Record set
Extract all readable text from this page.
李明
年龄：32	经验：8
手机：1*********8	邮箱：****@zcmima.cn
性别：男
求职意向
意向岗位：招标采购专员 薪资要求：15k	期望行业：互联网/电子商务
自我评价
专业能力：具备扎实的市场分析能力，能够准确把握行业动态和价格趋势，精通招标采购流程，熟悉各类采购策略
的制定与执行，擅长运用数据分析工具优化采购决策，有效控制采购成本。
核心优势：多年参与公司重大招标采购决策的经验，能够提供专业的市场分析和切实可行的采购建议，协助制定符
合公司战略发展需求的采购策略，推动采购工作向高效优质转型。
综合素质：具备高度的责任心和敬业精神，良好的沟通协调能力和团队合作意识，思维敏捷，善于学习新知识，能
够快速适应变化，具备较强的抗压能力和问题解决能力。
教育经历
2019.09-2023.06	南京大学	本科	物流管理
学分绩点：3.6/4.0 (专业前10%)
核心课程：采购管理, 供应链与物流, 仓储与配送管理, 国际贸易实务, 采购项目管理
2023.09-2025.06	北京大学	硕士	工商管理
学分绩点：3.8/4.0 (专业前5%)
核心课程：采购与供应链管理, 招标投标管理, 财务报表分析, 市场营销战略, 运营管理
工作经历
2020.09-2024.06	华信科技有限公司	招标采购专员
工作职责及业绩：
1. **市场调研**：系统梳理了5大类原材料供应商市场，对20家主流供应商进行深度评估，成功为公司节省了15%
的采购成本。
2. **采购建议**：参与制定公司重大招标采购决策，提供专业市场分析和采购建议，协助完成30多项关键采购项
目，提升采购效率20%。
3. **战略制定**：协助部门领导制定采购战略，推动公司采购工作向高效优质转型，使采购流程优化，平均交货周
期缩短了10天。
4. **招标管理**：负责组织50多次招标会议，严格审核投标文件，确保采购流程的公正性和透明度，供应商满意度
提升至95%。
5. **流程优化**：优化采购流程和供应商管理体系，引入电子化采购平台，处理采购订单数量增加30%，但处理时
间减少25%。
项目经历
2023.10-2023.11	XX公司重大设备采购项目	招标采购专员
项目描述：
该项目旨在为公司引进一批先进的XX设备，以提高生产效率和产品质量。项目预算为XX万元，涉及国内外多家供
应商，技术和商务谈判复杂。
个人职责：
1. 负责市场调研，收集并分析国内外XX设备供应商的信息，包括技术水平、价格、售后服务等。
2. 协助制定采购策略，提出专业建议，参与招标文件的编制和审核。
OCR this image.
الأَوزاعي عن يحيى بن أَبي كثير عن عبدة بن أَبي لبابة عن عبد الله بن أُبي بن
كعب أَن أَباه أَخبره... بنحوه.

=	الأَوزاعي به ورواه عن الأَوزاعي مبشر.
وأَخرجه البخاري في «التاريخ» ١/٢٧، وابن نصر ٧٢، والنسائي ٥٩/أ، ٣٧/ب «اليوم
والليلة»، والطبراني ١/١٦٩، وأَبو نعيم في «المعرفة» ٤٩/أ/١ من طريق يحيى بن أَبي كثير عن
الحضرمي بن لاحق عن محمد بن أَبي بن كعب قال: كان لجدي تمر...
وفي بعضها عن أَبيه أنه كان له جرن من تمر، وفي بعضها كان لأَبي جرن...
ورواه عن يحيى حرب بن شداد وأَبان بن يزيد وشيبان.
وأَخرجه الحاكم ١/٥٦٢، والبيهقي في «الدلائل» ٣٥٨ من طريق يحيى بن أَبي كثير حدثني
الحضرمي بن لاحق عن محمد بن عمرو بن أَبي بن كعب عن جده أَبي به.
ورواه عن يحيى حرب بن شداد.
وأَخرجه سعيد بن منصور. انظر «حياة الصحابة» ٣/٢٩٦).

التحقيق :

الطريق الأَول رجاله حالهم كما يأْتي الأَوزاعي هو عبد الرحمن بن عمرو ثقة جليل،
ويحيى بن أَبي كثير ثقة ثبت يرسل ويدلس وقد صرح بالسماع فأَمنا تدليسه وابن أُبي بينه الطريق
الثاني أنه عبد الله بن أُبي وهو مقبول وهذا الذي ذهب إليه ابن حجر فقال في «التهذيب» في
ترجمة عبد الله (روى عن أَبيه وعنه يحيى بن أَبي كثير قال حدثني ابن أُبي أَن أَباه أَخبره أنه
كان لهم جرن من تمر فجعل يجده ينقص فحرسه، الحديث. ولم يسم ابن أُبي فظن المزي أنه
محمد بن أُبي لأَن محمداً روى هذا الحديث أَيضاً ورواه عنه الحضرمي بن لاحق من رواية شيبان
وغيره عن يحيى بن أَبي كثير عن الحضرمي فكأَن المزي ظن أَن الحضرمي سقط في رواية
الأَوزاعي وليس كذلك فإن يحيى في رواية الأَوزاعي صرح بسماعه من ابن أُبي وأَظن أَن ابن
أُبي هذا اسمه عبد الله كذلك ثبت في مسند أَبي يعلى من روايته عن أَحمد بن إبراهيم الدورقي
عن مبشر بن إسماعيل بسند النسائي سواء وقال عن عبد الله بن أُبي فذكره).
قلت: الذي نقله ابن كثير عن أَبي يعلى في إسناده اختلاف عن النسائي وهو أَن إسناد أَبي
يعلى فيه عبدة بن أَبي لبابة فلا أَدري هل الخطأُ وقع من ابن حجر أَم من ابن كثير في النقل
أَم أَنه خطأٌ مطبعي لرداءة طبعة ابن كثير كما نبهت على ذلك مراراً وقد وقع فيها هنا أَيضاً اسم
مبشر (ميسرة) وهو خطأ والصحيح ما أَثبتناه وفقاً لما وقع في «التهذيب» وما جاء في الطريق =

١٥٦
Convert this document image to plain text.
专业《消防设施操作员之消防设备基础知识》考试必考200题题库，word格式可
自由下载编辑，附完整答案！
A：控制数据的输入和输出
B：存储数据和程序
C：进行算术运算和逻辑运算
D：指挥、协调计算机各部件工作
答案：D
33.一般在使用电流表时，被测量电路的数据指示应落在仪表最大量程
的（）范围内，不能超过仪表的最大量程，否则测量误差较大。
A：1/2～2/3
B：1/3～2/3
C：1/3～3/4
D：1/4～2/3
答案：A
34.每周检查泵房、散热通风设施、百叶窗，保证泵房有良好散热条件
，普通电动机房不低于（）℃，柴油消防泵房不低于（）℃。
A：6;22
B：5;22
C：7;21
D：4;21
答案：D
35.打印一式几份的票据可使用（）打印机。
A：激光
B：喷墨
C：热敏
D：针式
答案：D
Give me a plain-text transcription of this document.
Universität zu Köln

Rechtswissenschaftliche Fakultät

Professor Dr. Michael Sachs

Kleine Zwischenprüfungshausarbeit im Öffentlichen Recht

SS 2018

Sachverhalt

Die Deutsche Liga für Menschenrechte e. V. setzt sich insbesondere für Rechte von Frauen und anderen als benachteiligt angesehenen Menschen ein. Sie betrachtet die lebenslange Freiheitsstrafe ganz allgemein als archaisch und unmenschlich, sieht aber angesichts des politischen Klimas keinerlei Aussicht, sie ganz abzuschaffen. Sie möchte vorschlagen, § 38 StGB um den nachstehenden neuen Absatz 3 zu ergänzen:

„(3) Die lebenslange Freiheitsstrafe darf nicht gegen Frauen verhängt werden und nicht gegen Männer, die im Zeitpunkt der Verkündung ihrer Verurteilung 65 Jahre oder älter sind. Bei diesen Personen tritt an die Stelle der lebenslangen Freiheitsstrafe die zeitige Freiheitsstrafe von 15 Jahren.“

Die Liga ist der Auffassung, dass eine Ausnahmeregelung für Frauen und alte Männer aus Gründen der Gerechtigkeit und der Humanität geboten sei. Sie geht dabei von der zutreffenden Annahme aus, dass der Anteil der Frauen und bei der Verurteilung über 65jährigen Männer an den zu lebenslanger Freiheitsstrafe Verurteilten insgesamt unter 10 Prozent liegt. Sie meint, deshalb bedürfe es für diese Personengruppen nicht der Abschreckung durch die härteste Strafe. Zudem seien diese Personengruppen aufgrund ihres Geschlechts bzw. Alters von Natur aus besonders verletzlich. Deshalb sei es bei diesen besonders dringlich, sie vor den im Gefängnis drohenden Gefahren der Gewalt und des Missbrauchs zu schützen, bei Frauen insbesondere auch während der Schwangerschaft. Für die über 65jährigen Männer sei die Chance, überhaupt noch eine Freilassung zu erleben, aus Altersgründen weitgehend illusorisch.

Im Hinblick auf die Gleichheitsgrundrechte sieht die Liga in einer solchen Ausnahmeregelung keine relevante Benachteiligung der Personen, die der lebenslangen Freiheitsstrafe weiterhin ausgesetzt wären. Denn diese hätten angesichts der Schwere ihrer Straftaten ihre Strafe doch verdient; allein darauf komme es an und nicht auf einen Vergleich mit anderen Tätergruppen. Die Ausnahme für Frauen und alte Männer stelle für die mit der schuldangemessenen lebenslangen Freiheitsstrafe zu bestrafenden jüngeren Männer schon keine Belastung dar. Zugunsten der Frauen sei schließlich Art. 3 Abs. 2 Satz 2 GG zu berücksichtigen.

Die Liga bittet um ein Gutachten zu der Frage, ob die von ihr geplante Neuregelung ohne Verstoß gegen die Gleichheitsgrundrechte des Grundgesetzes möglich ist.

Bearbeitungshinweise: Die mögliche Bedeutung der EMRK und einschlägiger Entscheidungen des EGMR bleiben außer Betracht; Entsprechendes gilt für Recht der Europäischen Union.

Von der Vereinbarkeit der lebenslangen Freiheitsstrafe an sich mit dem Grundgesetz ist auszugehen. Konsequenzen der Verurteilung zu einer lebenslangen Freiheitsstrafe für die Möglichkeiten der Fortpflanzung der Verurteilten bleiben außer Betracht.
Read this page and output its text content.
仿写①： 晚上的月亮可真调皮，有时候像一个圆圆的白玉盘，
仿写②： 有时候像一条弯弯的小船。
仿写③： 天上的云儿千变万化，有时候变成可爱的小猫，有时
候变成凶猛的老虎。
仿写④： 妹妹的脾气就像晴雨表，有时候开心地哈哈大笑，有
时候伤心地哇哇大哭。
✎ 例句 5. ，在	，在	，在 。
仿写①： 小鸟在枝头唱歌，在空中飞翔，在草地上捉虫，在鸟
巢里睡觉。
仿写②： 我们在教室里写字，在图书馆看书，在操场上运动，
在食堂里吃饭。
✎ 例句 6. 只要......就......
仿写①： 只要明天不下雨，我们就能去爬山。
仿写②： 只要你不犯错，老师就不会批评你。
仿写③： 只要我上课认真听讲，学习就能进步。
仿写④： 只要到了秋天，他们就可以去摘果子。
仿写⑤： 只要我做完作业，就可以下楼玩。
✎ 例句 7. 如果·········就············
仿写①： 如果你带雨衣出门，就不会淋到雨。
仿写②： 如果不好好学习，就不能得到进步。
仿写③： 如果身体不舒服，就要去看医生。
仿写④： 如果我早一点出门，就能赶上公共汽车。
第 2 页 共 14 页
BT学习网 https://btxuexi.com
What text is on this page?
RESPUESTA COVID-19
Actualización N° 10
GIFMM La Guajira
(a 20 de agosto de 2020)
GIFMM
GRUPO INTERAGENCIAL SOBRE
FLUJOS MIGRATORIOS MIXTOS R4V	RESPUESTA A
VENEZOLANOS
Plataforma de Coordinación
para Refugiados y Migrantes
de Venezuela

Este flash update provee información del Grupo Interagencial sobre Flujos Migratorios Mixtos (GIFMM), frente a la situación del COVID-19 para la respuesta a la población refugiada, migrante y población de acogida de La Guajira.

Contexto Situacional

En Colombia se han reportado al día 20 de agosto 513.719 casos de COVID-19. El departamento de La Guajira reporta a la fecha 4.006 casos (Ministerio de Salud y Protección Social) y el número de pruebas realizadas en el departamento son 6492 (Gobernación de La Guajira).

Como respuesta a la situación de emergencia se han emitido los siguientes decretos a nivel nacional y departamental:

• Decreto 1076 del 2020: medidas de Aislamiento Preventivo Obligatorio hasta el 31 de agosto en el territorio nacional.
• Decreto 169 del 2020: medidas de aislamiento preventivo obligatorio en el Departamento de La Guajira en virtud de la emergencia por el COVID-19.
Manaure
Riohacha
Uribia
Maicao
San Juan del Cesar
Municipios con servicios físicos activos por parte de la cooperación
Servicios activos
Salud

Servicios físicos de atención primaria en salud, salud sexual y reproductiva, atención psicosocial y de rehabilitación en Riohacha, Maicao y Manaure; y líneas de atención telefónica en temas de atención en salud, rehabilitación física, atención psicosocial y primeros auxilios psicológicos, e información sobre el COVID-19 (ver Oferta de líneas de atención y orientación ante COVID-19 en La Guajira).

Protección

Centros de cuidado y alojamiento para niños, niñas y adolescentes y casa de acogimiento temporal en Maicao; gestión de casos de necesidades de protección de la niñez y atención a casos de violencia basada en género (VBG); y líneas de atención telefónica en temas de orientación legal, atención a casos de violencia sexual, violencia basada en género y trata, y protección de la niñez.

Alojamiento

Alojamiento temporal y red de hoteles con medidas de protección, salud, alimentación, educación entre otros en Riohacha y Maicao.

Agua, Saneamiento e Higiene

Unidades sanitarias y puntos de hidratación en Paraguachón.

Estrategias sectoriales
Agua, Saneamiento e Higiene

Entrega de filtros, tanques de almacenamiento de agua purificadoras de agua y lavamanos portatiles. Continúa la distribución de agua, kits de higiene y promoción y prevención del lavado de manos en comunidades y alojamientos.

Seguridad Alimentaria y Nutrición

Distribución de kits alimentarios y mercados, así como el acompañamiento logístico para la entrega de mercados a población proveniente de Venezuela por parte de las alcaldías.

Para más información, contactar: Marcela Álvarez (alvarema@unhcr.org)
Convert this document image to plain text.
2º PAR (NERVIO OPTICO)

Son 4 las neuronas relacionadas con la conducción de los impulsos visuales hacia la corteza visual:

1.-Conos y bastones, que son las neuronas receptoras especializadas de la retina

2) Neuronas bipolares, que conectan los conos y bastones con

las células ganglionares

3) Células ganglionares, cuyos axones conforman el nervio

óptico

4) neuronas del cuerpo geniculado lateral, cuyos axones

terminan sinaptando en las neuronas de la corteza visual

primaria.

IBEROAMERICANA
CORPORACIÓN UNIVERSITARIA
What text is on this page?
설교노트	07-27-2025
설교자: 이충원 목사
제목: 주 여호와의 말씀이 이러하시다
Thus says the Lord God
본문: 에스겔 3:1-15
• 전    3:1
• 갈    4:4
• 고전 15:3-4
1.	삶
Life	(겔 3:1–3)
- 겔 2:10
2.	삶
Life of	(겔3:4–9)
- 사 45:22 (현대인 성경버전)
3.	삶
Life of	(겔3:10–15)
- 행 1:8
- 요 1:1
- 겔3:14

Written request
Copy each line containing the word "كذلك" from the data.

Written response
الأَوزاعي وليس كذلك فإن يحيى في رواية الأَوزاعي صرح بسماعه من ابن أُبي وأَظن أَن ابن
أُبي هذا اسمه عبد الله كذلك ثبت في مسند أَبي يعلى من روايته عن أَحمد بن إبراهيم الدورقي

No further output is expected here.